Dataset entries:
+ + + + +

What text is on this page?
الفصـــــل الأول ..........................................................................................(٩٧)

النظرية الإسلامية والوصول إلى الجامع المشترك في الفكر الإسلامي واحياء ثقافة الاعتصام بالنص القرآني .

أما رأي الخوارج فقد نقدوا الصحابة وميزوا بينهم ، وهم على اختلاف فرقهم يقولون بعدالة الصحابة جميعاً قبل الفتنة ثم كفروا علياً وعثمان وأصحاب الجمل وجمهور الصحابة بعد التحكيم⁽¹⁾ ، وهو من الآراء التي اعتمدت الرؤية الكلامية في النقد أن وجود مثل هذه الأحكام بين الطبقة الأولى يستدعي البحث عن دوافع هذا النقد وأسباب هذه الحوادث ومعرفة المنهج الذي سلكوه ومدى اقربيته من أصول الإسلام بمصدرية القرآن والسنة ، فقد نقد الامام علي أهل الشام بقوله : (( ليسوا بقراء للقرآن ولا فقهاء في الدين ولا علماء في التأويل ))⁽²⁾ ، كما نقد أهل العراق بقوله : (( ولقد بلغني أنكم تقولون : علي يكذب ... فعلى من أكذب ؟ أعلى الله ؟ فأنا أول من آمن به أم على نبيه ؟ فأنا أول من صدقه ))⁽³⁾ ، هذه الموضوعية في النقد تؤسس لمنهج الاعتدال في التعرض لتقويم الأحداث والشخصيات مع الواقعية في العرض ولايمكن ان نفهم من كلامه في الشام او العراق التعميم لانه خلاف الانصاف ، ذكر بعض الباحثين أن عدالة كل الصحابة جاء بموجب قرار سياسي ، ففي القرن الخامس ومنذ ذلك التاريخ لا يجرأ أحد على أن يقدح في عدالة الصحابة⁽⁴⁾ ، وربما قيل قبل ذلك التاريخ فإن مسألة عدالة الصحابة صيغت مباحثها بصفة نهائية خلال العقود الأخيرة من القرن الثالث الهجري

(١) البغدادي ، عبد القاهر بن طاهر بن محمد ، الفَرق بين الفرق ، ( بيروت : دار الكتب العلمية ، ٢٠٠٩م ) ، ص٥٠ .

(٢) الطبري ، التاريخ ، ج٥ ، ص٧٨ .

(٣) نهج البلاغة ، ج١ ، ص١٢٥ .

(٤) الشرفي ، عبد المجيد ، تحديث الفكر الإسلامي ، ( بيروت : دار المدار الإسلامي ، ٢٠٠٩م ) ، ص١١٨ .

+ + + + +

[WHAT YOU ARE ASKED TO DO] Pick out all lines from the data above in which the word "الإسلامي" appears.

[FINAL ANSWER]
النظرية الإسلامية والوصول إلى الجامع المشترك في الفكر الإسلامي واحياء ثقافة الاعتصام بالنص القرآني .
(٤) الشرفي ، عبد المجيد ، تحديث الفكر الإسلامي ، ( بيروت : دار المدار الإسلامي ، ٢٠٠٩م ) ، ص١١٨ .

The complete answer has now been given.